— Task description —
Filter the entries below, keeping only lines with the word "detached".

— Figure collection entries —
____________
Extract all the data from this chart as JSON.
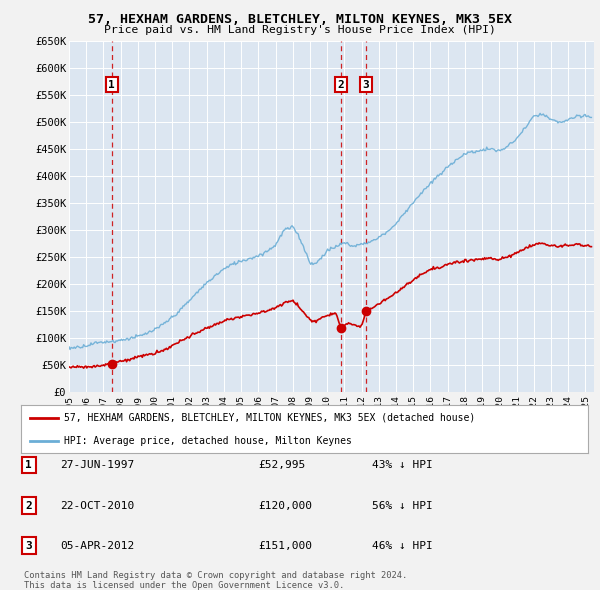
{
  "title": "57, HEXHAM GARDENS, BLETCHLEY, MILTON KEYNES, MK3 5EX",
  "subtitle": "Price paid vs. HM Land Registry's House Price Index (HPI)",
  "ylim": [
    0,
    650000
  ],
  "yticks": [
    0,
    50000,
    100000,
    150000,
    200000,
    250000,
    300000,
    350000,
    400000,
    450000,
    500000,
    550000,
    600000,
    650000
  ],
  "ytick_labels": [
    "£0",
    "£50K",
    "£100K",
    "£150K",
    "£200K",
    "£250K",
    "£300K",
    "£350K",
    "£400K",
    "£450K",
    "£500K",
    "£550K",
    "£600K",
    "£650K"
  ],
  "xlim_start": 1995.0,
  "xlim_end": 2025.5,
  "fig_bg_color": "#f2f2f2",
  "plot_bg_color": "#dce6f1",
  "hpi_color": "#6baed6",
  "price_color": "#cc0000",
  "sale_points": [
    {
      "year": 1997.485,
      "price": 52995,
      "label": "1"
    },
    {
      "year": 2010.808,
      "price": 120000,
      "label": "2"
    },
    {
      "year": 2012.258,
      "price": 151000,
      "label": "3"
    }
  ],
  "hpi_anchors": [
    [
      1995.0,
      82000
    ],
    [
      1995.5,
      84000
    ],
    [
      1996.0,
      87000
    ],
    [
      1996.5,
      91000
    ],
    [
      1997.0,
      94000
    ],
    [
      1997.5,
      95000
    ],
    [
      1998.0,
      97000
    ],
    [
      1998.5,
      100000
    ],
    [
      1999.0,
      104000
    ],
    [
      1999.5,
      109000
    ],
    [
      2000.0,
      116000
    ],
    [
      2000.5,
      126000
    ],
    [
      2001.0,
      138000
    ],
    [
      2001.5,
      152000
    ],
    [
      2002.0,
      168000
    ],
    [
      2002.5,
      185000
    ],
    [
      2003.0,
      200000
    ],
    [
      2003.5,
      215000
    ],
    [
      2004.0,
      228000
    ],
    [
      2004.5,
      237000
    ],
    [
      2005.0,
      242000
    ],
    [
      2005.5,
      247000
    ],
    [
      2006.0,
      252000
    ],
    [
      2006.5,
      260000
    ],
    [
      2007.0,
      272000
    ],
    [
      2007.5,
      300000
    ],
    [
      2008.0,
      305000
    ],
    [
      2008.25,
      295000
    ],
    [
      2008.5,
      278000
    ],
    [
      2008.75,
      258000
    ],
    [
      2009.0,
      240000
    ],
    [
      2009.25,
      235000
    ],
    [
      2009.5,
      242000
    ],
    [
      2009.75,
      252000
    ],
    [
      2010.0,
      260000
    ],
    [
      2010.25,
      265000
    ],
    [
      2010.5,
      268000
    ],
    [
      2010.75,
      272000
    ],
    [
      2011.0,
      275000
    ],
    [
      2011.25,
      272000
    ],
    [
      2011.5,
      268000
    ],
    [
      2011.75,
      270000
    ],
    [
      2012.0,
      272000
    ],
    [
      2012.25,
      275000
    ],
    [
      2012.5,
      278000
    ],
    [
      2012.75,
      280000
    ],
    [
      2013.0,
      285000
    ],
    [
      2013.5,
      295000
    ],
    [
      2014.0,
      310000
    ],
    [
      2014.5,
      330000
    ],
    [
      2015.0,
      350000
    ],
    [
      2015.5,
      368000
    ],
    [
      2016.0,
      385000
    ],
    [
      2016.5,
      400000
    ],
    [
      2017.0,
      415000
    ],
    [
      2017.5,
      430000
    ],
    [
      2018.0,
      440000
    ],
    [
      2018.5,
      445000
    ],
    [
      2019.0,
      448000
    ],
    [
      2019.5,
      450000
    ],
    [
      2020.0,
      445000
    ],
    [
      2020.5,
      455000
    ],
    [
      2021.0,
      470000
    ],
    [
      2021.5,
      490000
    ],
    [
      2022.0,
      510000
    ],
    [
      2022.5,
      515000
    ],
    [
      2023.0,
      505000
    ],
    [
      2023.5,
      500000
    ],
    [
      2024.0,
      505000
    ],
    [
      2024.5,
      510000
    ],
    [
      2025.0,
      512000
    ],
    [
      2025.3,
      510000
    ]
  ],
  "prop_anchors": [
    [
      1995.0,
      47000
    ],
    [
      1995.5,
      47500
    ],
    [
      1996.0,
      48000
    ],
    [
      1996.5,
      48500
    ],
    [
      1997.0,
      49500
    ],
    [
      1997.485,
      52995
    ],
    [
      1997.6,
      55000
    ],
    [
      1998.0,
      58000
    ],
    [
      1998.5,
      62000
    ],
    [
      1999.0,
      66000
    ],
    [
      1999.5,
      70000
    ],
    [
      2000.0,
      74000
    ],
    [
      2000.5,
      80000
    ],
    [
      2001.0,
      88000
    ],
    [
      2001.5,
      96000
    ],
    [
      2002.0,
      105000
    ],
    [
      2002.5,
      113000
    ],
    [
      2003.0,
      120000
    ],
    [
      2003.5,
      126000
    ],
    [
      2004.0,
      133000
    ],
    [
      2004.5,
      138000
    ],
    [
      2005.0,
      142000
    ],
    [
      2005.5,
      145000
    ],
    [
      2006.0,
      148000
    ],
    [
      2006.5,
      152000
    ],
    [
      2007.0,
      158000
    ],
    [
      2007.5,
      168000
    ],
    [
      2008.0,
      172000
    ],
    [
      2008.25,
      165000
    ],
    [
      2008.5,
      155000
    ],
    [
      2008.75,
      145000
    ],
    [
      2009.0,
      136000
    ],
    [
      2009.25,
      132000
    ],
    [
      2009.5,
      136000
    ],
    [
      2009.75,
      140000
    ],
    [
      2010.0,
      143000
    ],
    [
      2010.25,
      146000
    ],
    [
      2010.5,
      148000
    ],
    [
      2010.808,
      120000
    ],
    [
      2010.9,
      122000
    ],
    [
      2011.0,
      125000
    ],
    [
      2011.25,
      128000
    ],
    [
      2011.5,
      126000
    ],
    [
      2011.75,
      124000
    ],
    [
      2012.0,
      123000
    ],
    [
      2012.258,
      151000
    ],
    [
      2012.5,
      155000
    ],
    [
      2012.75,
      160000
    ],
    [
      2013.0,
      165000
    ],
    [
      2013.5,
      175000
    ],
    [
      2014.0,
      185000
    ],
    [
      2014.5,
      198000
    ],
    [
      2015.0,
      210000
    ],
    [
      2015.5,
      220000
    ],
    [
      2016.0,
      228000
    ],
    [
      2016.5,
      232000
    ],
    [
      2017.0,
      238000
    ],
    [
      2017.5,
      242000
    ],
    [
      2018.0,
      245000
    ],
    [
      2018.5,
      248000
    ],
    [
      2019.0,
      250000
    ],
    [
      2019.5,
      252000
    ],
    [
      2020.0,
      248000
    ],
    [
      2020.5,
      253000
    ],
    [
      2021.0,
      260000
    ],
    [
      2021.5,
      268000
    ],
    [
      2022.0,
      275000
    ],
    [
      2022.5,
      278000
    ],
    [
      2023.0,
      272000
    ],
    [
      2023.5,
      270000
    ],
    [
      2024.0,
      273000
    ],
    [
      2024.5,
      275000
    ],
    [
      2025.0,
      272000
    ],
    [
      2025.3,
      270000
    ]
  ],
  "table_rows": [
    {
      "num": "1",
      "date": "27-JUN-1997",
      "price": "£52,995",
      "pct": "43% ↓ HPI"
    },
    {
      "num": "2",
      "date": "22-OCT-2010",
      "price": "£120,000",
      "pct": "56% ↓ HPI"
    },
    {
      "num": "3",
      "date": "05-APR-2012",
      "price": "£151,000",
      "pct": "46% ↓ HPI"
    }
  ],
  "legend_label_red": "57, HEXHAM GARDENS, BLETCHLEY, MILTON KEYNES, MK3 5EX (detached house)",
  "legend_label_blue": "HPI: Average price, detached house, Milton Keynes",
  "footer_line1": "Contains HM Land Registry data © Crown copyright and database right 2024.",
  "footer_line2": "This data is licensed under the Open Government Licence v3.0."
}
____________
— Response to this exercise —
  "legend_label_red": "57, HEXHAM GARDENS, BLETCHLEY, MILTON KEYNES, MK3 5EX (detached house)",
  "legend_label_blue": "HPI: Average price, detached house, Milton Keynes",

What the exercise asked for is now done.